EXERCISE AIM: Within the listing below, locate all lines containing the word "directory". Copy each one.

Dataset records
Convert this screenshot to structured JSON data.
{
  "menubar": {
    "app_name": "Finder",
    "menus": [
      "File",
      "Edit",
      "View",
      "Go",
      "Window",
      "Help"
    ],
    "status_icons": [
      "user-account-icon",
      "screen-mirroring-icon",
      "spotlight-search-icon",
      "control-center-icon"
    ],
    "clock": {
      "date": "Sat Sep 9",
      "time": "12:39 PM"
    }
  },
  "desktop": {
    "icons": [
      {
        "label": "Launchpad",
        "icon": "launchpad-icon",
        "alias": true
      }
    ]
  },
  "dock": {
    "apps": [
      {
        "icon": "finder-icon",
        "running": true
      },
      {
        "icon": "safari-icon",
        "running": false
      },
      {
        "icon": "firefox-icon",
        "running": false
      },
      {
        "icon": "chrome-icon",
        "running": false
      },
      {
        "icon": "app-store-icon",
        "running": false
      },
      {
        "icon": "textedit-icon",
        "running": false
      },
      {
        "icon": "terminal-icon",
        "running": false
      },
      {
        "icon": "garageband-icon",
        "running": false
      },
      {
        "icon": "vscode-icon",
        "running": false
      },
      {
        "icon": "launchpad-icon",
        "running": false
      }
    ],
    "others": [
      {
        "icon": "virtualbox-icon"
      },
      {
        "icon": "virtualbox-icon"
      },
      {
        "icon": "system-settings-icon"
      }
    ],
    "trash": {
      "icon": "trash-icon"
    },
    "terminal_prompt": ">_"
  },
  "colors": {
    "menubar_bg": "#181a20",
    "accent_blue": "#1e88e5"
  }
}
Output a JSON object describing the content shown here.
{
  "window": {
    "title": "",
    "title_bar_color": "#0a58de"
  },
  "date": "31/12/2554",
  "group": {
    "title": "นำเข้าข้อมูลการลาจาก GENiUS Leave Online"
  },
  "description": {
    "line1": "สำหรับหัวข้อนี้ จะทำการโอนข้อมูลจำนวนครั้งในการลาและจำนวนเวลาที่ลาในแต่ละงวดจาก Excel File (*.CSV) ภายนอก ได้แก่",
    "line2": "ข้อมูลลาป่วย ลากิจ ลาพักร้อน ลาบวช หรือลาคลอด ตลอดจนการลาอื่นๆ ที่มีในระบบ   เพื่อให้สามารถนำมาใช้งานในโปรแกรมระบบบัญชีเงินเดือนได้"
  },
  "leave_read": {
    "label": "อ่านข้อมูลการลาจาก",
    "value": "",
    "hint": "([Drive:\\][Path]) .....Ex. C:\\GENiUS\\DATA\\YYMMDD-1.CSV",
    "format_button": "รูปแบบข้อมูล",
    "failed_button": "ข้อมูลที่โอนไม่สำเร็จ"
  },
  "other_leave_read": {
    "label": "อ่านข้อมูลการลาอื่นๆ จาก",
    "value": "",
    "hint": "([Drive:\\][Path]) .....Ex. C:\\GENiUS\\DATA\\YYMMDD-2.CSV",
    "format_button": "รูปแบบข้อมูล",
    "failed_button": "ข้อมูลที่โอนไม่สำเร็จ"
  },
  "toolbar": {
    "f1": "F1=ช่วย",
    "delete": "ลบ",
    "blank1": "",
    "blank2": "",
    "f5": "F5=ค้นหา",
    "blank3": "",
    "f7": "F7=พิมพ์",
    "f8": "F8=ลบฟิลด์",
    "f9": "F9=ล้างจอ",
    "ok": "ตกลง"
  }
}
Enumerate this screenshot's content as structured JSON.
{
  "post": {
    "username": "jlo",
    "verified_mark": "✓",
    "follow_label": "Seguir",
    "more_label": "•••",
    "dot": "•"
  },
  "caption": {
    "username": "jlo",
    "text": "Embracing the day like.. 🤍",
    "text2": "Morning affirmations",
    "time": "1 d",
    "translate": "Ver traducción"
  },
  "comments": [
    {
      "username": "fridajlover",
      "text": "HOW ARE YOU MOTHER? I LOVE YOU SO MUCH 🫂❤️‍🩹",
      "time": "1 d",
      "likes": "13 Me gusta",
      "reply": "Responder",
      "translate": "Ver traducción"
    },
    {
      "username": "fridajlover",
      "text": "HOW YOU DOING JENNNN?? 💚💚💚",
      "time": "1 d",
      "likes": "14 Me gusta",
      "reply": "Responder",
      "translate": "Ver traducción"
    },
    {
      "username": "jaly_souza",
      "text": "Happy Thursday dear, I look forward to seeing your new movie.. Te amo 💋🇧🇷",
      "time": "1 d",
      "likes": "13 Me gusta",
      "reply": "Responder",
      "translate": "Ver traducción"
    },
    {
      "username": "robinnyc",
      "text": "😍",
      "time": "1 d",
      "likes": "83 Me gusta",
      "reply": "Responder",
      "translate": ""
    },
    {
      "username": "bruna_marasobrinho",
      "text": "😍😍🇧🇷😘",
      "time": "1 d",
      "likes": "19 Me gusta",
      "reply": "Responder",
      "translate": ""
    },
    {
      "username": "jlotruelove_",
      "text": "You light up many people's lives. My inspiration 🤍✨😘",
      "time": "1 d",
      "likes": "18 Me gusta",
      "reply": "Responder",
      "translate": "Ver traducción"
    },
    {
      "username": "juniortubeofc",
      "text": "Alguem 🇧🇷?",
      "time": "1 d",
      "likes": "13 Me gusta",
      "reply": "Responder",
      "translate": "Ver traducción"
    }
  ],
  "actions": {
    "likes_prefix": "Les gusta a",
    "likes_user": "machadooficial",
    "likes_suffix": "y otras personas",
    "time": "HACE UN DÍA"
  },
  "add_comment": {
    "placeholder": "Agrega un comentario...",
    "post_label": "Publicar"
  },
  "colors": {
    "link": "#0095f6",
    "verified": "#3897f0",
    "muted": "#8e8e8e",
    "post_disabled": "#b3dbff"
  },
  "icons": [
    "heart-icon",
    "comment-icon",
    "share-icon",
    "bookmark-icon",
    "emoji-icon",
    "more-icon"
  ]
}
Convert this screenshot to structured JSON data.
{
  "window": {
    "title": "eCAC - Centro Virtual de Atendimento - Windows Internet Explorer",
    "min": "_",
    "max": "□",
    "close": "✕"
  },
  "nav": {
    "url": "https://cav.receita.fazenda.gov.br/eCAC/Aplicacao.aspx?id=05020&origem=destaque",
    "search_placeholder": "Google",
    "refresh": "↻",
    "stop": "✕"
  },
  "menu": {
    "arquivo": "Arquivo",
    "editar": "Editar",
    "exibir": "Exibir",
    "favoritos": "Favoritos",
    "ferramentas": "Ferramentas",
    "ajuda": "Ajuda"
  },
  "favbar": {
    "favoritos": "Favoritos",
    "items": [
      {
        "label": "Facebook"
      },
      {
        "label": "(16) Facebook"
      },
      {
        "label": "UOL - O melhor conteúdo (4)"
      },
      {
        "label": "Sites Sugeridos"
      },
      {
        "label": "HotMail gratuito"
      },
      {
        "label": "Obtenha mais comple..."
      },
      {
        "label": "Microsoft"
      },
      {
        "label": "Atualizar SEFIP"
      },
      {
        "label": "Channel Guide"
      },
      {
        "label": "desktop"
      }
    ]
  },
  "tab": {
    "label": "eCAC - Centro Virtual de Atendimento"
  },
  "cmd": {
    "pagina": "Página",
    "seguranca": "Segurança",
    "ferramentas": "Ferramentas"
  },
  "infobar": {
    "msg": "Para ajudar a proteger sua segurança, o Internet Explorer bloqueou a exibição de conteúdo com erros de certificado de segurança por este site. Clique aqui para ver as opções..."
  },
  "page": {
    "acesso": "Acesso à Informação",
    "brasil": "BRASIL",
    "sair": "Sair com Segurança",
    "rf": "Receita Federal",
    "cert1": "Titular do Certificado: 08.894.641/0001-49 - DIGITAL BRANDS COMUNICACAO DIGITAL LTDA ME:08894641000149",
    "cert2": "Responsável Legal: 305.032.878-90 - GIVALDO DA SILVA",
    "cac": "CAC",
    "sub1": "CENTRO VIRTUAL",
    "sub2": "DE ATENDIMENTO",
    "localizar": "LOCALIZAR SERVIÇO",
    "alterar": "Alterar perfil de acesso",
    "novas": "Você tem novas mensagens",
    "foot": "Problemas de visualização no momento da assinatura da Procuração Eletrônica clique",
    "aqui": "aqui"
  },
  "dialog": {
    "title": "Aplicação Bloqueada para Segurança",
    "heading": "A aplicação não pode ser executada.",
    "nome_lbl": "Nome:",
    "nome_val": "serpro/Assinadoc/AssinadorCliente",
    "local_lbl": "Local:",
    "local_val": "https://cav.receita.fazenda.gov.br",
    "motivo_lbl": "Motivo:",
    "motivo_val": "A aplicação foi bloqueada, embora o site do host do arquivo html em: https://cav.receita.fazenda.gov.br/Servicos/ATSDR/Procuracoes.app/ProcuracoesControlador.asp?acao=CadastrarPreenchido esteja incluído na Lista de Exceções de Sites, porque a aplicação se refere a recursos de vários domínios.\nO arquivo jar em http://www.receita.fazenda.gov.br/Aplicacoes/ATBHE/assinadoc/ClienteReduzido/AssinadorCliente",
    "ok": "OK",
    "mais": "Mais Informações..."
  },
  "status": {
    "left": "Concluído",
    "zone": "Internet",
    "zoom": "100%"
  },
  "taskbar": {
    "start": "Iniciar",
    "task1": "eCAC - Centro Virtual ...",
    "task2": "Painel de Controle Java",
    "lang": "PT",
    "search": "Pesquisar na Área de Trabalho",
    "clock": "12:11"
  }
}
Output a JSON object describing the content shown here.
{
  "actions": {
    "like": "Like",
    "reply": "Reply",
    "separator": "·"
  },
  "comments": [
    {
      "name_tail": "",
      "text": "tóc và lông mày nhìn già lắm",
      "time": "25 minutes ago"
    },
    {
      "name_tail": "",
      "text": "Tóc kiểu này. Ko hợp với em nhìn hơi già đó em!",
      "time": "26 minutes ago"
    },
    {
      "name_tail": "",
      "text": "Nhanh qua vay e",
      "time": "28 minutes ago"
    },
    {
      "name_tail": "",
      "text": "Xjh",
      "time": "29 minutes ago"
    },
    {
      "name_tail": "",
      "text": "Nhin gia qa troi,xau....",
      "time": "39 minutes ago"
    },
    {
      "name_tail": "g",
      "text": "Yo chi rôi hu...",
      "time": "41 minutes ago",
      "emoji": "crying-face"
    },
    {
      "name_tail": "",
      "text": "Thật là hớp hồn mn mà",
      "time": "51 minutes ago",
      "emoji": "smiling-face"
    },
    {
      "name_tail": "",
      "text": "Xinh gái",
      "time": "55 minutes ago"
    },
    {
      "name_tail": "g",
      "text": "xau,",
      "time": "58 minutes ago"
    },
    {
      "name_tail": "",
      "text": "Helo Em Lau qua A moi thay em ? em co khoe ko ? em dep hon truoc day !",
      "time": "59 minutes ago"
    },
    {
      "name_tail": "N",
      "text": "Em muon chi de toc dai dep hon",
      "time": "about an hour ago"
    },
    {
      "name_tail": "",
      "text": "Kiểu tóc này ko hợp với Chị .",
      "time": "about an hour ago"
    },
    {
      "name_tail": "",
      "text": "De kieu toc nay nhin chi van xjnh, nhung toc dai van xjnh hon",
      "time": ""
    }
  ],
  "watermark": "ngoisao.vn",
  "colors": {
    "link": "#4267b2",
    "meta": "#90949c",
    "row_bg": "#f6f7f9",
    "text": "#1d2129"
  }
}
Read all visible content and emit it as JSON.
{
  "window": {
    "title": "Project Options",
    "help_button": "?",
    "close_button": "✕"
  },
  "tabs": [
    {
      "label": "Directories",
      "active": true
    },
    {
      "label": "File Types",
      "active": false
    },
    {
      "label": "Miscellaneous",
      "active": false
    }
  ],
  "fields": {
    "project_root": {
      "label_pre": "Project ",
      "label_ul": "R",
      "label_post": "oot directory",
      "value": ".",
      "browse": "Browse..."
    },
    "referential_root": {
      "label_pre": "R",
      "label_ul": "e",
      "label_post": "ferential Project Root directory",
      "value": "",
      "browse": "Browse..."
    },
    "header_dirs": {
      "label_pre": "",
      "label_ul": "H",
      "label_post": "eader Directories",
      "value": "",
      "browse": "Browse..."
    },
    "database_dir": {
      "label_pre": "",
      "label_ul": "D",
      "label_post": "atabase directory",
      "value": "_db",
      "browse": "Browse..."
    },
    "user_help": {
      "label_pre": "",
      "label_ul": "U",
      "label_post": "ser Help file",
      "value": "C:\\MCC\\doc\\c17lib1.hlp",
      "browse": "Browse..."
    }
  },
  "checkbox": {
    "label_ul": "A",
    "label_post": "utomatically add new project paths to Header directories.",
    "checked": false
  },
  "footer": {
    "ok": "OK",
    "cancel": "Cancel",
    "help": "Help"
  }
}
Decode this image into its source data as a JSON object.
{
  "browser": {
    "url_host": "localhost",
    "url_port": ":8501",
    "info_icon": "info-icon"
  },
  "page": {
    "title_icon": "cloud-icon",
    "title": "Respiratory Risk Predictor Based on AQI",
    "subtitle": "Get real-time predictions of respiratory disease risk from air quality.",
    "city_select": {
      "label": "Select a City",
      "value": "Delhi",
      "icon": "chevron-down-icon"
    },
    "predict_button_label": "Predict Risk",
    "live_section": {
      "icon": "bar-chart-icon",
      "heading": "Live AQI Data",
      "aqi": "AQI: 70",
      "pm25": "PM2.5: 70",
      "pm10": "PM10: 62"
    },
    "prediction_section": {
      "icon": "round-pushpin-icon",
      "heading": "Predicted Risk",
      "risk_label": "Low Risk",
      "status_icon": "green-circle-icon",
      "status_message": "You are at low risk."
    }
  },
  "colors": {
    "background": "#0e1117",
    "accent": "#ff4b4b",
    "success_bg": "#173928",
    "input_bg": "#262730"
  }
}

FINAL ANSWER:
      "label_post": "oot directory",
      "label_post": "ferential Project Root directory",
      "label_post": "atabase directory",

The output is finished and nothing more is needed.